▶ [Work to be completed]: Copy out all the entries exactly.

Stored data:
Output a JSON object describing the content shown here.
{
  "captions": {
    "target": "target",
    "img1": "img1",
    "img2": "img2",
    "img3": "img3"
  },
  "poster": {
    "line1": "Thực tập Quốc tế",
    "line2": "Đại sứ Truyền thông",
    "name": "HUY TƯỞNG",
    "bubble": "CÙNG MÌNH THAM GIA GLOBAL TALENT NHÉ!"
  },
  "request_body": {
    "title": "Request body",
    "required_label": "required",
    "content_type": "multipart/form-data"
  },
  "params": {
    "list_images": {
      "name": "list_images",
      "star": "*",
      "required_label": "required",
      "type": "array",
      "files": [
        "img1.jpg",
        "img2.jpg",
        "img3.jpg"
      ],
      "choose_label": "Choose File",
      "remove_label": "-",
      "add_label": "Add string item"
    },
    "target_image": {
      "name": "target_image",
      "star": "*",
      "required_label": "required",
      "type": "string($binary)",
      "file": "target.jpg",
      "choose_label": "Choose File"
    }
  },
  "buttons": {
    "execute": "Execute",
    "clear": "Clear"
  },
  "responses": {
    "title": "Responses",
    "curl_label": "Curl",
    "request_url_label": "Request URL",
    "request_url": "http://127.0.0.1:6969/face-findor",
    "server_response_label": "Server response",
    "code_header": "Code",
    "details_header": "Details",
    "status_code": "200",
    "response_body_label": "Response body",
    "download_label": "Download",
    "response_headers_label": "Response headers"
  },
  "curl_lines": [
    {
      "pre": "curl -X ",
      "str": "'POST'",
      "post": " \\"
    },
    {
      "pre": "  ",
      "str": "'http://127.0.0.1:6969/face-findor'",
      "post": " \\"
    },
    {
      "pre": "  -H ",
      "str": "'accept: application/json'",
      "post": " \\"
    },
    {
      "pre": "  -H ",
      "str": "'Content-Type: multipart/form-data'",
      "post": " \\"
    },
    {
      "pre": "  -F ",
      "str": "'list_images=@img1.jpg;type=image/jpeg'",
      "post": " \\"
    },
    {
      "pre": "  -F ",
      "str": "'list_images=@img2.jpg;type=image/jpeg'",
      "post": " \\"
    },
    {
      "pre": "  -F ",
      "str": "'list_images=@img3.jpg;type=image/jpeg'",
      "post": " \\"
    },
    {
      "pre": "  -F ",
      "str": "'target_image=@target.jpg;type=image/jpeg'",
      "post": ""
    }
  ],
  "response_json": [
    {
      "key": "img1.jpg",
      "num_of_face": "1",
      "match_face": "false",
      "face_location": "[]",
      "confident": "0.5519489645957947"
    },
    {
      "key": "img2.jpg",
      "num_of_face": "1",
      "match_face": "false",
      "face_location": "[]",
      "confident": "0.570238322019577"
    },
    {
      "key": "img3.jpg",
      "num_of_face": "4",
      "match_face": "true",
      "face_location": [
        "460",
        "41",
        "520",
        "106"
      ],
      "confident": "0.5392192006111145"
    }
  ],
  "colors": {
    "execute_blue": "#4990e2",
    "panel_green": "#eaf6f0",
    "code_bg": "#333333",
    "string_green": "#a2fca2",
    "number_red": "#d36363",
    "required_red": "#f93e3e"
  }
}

▶ [Result]:
Output a JSON object describing the content shown here.
{
  "captions": {
    "target": "target",
    "img1": "img1",
    "img2": "img2",
    "img3": "img3"
  },
  "poster": {
    "line1": "Thực tập Quốc tế",
    "line2": "Đại sứ Truyền thông",
    "name": "HUY TƯỞNG",
    "bubble": "CÙNG MÌNH THAM GIA GLOBAL TALENT NHÉ!"
  },
  "request_body": {
    "title": "Request body",
    "required_label": "required",
    "content_type": "multipart/form-data"
  },
  "params": {
    "list_images": {
      "name": "list_images",
      "star": "*",
      "required_label": "required",
      "type": "array",
      "files": [
        "img1.jpg",
        "img2.jpg",
        "img3.jpg"
      ],
      "choose_label": "Choose File",
      "remove_label": "-",
      "add_label": "Add string item"
    },
    "target_image": {
      "name": "target_image",
      "star": "*",
      "required_label": "required",
      "type": "string($binary)",
      "file": "target.jpg",
      "choose_label": "Choose File"
    }
  },
  "buttons": {
    "execute": "Execute",
    "clear": "Clear"
  },
  "responses": {
    "title": "Responses",
    "curl_label": "Curl",
    "request_url_label": "Request URL",
    "request_url": "http://127.0.0.1:6969/face-findor",
    "server_response_label": "Server response",
    "code_header": "Code",
    "details_header": "Details",
    "status_code": "200",
    "response_body_label": "Response body",
    "download_label": "Download",
    "response_headers_label": "Response headers"
  },
  "curl_lines": [
    {
      "pre": "curl -X ",
      "str": "'POST'",
      "post": " \\"
    },
    {
      "pre": "  ",
      "str": "'http://127.0.0.1:6969/face-findor'",
      "post": " \\"
    },
    {
      "pre": "  -H ",
      "str": "'accept: application/json'",
      "post": " \\"
    },
    {
      "pre": "  -H ",
      "str": "'Content-Type: multipart/form-data'",
      "post": " \\"
    },
    {
      "pre": "  -F ",
      "str": "'list_images=@img1.jpg;type=image/jpeg'",
      "post": " \\"
    },
    {
      "pre": "  -F ",
      "str": "'list_images=@img2.jpg;type=image/jpeg'",
      "post": " \\"
    },
    {
      "pre": "  -F ",
      "str": "'list_images=@img3.jpg;type=image/jpeg'",
      "post": " \\"
    },
    {
      "pre": "  -F ",
      "str": "'target_image=@target.jpg;type=image/jpeg'",
      "post": ""
    }
  ],
  "response_json": [
    {
      "key": "img1.jpg",
      "num_of_face": "1",
      "match_face": "false",
      "face_location": "[]",
      "confident": "0.5519489645957947"
    },
    {
      "key": "img2.jpg",
      "num_of_face": "1",
      "match_face": "false",
      "face_location": "[]",
      "confident": "0.570238322019577"
    },
    {
      "key": "img3.jpg",
      "num_of_face": "4",
      "match_face": "true",
      "face_location": [
        "460",
        "41",
        "520",
        "106"
      ],
      "confident": "0.5392192006111145"
    }
  ],
  "colors": {
    "execute_blue": "#4990e2",
    "panel_green": "#eaf6f0",
    "code_bg": "#333333",
    "string_green": "#a2fca2",
    "number_red": "#d36363",
    "required_red": "#f93e3e"
  }
}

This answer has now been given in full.